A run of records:

• • •

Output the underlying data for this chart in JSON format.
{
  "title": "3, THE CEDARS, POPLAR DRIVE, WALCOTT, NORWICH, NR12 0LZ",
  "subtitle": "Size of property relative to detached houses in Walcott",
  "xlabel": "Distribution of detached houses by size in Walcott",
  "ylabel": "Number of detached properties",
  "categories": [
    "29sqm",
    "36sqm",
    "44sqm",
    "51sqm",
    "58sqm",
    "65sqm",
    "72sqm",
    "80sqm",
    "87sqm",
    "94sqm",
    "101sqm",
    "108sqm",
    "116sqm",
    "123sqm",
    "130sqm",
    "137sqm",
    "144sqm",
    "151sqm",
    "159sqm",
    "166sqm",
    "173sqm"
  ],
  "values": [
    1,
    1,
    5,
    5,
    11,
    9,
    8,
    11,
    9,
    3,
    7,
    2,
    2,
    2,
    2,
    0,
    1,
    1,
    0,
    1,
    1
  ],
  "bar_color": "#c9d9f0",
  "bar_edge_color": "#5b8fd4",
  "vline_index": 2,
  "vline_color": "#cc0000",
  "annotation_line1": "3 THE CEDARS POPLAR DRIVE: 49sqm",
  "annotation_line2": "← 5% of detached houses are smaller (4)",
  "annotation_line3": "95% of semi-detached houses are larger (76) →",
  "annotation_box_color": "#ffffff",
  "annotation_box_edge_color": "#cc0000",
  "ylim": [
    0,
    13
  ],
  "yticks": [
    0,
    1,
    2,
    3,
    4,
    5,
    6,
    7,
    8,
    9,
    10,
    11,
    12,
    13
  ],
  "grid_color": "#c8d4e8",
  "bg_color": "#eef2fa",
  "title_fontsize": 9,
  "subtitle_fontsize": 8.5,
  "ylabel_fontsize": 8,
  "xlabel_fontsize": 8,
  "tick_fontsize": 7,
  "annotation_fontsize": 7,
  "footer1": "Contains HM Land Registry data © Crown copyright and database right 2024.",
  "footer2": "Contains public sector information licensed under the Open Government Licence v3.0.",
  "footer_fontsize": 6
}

• • •

DIRECTIVE: Return only the number of lines in the preceding records that contain the string "CEDARS".

WRITTEN RESPONSE: 2